Find each line containing the string "Anschrift" and return it.
————————
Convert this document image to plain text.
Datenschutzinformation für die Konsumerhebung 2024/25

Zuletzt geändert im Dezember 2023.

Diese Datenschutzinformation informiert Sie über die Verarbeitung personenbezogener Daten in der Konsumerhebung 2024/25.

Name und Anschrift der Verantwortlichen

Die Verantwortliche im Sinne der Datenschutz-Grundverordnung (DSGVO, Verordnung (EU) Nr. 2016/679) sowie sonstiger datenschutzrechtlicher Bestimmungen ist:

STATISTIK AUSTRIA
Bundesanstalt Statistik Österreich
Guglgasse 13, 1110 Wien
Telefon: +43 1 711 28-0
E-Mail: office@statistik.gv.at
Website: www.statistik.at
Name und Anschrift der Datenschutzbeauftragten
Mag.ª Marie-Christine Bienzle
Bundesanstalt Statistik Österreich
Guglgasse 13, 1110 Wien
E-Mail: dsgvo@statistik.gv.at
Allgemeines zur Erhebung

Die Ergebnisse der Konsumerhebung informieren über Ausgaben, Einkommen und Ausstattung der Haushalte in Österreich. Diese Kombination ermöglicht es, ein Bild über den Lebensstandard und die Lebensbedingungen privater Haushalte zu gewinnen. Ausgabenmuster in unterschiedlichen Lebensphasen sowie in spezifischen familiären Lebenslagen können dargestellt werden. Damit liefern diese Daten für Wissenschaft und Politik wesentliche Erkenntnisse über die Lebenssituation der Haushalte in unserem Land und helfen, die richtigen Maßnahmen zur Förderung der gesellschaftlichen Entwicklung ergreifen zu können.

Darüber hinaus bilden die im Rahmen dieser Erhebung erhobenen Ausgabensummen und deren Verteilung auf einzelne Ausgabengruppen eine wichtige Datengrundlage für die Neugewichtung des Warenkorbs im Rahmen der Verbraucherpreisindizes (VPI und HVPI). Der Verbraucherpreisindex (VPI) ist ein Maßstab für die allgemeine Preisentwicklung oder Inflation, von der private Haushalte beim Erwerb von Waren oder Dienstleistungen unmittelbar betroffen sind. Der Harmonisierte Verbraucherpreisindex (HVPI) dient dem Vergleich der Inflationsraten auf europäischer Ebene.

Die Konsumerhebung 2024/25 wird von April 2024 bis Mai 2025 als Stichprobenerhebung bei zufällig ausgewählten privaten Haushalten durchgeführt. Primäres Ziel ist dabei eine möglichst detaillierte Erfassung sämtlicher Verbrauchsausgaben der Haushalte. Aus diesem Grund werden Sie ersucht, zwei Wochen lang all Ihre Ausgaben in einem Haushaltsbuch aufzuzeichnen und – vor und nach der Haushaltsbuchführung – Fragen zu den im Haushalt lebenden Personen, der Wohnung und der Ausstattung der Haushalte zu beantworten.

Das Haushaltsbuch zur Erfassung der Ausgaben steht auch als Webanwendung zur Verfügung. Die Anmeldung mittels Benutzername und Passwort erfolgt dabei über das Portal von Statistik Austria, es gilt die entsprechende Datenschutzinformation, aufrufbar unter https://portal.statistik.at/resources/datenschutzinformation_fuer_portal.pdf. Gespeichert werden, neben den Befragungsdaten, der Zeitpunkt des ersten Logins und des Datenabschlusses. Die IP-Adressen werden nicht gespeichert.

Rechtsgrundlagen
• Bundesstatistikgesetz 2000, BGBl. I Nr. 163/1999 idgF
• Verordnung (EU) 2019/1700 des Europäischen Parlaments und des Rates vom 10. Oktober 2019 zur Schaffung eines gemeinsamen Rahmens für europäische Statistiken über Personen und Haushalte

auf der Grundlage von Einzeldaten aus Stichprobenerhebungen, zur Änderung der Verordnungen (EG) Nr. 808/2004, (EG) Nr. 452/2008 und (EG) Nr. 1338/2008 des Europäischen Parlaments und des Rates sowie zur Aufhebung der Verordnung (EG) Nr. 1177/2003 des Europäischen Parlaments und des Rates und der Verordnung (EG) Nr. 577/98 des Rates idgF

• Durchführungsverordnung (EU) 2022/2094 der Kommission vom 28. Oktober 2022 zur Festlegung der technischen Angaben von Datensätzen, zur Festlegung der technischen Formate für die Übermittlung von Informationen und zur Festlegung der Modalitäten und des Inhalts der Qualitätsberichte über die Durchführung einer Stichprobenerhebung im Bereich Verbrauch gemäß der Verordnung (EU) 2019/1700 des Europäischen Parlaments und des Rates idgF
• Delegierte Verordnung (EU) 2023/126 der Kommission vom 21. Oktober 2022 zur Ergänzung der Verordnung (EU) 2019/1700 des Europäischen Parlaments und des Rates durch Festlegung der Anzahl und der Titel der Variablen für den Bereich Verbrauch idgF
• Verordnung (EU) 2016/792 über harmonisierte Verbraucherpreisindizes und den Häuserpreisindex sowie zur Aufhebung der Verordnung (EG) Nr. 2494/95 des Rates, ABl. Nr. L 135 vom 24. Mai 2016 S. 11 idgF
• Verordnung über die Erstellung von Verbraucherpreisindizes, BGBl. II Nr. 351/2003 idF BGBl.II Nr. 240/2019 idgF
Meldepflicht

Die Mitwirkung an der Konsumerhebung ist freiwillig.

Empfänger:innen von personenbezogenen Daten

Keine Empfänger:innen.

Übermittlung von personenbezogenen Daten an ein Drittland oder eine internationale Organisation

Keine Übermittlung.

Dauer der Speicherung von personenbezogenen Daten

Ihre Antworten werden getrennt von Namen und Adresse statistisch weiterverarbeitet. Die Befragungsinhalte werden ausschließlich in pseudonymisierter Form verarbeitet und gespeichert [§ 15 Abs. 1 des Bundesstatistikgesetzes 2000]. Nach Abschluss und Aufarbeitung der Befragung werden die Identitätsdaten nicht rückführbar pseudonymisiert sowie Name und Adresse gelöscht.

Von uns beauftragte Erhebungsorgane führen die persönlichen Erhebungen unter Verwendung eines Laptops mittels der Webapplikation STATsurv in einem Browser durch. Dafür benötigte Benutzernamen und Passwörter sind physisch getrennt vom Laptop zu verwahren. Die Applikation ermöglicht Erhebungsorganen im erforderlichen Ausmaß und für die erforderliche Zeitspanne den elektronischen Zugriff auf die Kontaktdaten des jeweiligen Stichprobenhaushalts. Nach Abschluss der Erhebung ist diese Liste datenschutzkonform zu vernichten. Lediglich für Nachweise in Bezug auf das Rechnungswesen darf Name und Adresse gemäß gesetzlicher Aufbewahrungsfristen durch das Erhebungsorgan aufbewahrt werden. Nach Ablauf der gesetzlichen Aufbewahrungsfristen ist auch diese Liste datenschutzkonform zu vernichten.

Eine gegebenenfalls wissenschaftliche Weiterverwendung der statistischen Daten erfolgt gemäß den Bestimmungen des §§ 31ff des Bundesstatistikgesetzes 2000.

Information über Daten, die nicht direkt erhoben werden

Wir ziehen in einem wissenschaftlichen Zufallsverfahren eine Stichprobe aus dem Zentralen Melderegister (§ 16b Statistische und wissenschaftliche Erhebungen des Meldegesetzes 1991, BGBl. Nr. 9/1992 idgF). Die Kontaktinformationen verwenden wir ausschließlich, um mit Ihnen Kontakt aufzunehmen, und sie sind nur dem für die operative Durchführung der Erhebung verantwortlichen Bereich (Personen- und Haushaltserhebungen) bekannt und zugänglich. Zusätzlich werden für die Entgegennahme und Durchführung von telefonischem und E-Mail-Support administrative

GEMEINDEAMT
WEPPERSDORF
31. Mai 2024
————————
*WRITTEN ANSWER*:
Name und Anschrift der Verantwortlichen
Name und Anschrift der Datenschutzbeauftragten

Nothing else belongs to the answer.